### EXERCISE REQUIREMENTS
Search the entries below. Return every line that has "structured" in it.

**** PROVIDED RECORDS ****

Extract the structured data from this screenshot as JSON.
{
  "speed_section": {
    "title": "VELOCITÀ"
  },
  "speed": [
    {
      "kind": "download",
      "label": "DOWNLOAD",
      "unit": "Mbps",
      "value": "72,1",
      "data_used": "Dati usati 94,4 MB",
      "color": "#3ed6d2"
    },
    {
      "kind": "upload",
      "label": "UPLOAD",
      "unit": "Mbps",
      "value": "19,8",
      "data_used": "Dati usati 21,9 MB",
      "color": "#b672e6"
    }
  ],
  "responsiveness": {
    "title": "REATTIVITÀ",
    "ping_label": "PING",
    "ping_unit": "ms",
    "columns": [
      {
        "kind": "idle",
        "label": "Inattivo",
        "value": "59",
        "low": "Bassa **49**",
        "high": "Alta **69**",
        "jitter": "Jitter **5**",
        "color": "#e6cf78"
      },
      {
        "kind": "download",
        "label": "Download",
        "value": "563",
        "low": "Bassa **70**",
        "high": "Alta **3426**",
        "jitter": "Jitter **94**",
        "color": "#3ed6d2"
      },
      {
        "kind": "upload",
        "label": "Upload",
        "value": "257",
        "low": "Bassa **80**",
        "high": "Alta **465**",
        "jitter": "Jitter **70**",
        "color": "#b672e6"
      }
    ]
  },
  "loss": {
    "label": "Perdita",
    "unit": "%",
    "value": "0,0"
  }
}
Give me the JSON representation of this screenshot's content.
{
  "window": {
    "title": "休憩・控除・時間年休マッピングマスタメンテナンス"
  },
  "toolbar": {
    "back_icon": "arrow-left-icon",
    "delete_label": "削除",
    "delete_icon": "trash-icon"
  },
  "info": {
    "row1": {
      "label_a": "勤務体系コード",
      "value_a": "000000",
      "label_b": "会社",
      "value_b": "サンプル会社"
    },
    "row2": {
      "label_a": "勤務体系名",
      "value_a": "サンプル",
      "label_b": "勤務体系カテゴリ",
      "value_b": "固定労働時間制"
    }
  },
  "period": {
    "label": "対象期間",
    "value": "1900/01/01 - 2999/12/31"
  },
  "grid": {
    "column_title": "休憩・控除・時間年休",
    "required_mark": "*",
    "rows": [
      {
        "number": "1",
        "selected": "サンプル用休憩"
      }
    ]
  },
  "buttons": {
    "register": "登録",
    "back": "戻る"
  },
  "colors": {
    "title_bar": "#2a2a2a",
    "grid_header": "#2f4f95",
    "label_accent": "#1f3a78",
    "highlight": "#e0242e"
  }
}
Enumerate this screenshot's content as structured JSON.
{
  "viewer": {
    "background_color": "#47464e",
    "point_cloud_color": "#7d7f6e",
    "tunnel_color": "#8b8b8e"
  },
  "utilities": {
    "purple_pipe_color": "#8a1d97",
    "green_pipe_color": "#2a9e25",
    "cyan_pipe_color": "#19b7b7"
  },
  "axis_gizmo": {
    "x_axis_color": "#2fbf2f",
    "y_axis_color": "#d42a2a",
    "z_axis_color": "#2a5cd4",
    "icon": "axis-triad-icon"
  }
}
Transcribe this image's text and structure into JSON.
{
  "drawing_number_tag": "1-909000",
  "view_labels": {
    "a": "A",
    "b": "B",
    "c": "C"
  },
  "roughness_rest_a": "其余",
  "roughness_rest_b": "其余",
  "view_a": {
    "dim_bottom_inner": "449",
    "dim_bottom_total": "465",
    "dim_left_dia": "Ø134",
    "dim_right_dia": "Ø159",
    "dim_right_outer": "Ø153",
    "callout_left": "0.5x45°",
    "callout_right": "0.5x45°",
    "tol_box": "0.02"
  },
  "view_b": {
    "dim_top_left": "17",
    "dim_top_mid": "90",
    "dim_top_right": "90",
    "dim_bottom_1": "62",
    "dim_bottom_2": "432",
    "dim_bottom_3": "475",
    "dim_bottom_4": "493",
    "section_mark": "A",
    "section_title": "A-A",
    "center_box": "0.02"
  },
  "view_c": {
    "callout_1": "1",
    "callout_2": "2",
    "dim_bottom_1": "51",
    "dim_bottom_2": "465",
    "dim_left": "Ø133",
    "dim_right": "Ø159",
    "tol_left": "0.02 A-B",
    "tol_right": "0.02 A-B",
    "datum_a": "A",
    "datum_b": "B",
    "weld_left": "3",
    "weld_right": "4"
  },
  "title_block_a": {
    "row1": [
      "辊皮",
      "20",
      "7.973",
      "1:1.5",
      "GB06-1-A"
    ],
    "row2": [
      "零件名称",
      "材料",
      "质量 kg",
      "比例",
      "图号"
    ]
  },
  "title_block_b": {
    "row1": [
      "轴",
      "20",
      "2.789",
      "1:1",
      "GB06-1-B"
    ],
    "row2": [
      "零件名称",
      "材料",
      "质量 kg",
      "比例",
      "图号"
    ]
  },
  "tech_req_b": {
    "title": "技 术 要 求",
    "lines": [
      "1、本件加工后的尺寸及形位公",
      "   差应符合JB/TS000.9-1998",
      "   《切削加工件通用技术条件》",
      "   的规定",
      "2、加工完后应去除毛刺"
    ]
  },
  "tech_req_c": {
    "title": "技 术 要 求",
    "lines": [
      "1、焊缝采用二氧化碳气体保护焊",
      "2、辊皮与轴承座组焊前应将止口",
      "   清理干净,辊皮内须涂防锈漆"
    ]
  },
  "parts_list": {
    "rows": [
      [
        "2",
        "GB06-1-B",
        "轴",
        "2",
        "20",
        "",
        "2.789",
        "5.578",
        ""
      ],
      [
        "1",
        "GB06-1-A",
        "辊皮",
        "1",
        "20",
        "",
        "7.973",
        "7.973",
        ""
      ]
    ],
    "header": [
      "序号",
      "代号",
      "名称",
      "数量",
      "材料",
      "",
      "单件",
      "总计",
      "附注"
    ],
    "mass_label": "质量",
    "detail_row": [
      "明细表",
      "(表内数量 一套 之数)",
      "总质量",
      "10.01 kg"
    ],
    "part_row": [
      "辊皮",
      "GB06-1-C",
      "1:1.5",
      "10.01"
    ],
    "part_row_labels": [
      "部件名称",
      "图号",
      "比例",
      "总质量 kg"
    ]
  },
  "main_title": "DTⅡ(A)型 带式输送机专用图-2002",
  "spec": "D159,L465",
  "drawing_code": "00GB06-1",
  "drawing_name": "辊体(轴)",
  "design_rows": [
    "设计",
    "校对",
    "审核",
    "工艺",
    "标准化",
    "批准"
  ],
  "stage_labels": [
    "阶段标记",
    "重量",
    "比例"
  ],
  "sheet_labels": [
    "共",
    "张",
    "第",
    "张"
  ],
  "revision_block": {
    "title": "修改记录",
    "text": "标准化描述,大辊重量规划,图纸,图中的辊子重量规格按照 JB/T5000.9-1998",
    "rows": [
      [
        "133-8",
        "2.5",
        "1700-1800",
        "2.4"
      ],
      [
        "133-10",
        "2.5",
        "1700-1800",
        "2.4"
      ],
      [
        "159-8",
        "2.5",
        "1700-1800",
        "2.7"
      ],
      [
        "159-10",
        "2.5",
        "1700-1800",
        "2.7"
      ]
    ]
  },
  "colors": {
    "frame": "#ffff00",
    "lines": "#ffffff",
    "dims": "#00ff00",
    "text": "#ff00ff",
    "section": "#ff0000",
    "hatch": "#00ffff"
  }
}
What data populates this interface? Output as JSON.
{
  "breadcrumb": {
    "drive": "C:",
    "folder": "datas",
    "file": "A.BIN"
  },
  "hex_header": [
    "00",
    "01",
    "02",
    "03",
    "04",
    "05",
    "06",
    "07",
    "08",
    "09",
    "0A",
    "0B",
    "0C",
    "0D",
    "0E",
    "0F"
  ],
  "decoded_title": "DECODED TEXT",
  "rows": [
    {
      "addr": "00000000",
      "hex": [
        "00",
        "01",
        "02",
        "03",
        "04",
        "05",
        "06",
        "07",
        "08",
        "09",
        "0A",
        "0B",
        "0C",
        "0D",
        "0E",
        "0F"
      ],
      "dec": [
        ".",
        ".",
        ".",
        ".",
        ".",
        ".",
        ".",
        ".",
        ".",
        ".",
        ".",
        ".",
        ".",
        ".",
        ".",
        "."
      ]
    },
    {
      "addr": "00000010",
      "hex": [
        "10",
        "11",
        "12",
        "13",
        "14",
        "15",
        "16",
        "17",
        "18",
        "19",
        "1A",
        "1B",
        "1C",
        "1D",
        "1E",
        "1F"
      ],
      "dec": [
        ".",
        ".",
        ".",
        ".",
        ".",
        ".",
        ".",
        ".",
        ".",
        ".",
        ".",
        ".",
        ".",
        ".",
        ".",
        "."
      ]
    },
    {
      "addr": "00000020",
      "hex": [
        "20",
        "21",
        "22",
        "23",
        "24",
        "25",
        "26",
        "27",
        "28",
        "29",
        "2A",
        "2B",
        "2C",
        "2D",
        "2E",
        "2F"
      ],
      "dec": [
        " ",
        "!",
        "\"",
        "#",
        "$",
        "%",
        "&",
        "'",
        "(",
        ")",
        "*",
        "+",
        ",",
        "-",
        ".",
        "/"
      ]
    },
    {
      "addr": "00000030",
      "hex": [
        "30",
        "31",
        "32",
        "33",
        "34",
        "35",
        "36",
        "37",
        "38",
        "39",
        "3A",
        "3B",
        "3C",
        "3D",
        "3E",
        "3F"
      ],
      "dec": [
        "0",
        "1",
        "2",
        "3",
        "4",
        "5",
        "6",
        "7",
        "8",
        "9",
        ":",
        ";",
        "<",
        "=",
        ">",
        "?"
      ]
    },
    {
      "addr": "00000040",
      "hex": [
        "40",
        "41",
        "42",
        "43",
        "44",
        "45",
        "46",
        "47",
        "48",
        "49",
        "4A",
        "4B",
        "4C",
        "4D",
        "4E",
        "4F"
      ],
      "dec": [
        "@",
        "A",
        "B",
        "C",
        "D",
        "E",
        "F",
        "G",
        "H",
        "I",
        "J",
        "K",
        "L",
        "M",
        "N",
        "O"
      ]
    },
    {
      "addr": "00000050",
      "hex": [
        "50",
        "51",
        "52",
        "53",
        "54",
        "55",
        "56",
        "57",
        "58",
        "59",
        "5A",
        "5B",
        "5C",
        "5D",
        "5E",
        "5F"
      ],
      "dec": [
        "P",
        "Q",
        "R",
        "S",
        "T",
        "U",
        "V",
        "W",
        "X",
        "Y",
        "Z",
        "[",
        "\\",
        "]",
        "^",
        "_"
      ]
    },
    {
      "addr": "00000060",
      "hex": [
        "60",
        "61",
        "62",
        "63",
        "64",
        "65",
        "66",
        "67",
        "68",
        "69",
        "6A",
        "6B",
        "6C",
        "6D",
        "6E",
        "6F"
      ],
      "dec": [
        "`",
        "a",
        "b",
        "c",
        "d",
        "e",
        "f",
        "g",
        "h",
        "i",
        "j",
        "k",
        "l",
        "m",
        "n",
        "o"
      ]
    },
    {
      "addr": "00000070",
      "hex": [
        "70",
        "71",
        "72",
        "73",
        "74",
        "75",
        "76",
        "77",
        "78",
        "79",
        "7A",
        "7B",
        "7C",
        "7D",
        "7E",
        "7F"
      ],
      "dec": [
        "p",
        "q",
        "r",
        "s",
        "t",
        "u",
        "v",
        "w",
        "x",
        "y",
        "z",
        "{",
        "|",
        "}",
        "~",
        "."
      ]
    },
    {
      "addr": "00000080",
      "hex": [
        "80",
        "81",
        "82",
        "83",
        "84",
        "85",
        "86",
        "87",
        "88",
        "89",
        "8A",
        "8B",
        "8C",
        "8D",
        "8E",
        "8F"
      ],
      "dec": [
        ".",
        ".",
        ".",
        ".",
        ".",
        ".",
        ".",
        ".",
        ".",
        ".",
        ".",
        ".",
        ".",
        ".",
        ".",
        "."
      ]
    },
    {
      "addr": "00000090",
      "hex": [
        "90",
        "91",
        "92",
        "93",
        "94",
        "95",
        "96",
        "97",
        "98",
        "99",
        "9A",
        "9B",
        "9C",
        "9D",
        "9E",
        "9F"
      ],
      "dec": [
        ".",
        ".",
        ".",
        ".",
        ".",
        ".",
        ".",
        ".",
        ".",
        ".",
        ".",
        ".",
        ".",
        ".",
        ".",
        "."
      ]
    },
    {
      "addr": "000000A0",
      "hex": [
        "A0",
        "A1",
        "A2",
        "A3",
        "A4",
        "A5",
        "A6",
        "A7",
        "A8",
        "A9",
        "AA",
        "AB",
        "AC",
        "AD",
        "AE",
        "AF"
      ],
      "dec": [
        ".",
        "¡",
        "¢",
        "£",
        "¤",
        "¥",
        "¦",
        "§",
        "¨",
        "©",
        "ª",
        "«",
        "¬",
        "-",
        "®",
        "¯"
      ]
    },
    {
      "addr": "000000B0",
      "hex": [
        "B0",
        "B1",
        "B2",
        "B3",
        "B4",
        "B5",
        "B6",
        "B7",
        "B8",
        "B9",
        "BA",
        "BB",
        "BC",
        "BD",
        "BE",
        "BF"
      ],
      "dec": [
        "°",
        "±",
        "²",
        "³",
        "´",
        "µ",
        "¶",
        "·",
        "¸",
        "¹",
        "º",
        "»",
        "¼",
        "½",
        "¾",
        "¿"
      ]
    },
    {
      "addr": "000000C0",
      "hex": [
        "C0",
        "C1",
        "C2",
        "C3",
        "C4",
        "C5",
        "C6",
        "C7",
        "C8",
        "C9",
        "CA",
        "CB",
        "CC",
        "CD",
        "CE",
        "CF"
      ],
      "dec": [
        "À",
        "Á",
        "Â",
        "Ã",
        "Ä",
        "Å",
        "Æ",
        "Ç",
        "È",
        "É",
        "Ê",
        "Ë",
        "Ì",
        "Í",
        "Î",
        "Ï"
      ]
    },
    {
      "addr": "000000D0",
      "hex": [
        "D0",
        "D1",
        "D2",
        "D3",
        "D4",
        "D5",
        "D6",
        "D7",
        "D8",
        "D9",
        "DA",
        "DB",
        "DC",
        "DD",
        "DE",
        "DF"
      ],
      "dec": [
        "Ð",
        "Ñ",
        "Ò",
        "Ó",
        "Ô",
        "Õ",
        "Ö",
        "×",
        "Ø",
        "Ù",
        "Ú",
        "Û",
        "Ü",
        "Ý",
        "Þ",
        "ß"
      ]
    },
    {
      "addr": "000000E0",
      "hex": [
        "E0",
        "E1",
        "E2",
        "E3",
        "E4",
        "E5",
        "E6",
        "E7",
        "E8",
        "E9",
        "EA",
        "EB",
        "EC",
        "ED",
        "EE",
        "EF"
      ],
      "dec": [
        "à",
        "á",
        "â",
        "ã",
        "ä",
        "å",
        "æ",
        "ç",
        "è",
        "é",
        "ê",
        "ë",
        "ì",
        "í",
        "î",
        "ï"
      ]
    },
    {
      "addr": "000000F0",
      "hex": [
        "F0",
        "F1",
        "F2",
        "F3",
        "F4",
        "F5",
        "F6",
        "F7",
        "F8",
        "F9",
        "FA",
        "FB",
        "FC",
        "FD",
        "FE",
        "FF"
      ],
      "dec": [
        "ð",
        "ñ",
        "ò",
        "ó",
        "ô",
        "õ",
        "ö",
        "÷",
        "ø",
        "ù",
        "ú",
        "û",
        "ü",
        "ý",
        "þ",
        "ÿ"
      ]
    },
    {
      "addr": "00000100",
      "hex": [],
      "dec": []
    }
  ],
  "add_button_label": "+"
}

****

### SOLVED EXERCISE
Extract the structured data from this screenshot as JSON.
Enumerate this screenshot's content as structured JSON.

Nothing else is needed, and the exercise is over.